[Dataset records]
☆ ☆ ☆
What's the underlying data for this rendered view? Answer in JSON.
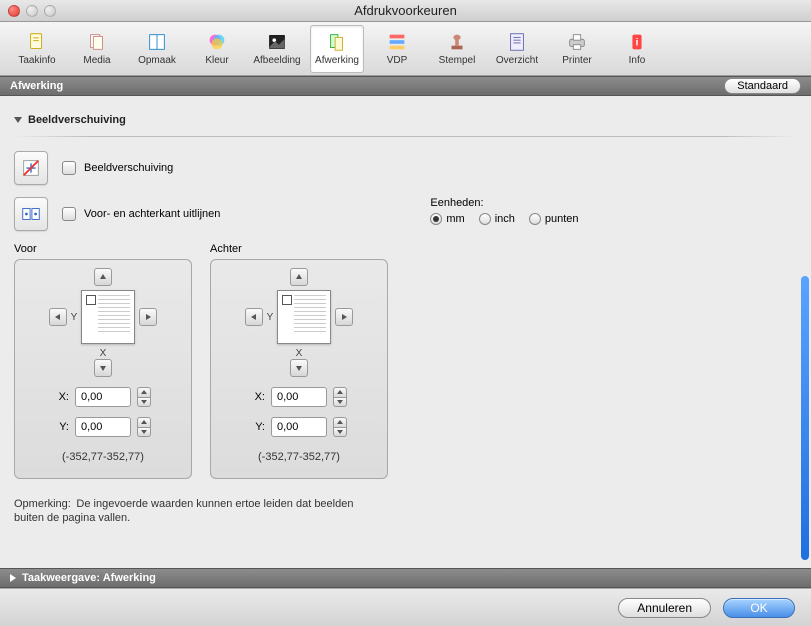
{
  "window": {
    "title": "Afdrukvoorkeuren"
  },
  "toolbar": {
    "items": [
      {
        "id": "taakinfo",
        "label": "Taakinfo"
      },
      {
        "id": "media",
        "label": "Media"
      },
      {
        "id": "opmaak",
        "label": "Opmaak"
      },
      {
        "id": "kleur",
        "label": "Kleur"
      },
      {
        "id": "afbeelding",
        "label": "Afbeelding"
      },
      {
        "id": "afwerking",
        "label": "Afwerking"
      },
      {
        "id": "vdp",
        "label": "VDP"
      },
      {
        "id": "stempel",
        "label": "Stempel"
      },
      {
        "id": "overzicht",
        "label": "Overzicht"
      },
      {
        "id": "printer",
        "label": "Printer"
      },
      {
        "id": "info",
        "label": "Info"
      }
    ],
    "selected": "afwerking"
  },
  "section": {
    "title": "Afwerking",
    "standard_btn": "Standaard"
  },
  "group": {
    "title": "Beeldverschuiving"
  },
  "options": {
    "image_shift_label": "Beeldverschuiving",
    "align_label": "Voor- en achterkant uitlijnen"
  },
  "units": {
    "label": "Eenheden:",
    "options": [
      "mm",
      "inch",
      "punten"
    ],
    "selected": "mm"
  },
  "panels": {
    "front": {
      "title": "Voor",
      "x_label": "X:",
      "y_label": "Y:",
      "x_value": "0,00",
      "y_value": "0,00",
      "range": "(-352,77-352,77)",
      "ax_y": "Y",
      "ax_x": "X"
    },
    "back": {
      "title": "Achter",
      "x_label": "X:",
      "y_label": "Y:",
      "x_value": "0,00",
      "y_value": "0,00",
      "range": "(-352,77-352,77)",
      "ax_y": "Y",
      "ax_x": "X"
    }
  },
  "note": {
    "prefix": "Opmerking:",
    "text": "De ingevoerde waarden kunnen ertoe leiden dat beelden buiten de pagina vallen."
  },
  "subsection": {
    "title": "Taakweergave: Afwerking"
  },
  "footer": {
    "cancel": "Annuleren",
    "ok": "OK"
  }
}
☆ ☆ ☆
**EXERCISE AIM**
Can you repeat every record above exactly, apart from the pictures?

**EXERCISE RESULT**
What's the underlying data for this rendered view? Answer in JSON.
{
  "window": {
    "title": "Afdrukvoorkeuren"
  },
  "toolbar": {
    "items": [
      {
        "id": "taakinfo",
        "label": "Taakinfo"
      },
      {
        "id": "media",
        "label": "Media"
      },
      {
        "id": "opmaak",
        "label": "Opmaak"
      },
      {
        "id": "kleur",
        "label": "Kleur"
      },
      {
        "id": "afbeelding",
        "label": "Afbeelding"
      },
      {
        "id": "afwerking",
        "label": "Afwerking"
      },
      {
        "id": "vdp",
        "label": "VDP"
      },
      {
        "id": "stempel",
        "label": "Stempel"
      },
      {
        "id": "overzicht",
        "label": "Overzicht"
      },
      {
        "id": "printer",
        "label": "Printer"
      },
      {
        "id": "info",
        "label": "Info"
      }
    ],
    "selected": "afwerking"
  },
  "section": {
    "title": "Afwerking",
    "standard_btn": "Standaard"
  },
  "group": {
    "title": "Beeldverschuiving"
  },
  "options": {
    "image_shift_label": "Beeldverschuiving",
    "align_label": "Voor- en achterkant uitlijnen"
  },
  "units": {
    "label": "Eenheden:",
    "options": [
      "mm",
      "inch",
      "punten"
    ],
    "selected": "mm"
  },
  "panels": {
    "front": {
      "title": "Voor",
      "x_label": "X:",
      "y_label": "Y:",
      "x_value": "0,00",
      "y_value": "0,00",
      "range": "(-352,77-352,77)",
      "ax_y": "Y",
      "ax_x": "X"
    },
    "back": {
      "title": "Achter",
      "x_label": "X:",
      "y_label": "Y:",
      "x_value": "0,00",
      "y_value": "0,00",
      "range": "(-352,77-352,77)",
      "ax_y": "Y",
      "ax_x": "X"
    }
  },
  "note": {
    "prefix": "Opmerking:",
    "text": "De ingevoerde waarden kunnen ertoe leiden dat beelden buiten de pagina vallen."
  },
  "subsection": {
    "title": "Taakweergave: Afwerking"
  },
  "footer": {
    "cancel": "Annuleren",
    "ok": "OK"
  }
}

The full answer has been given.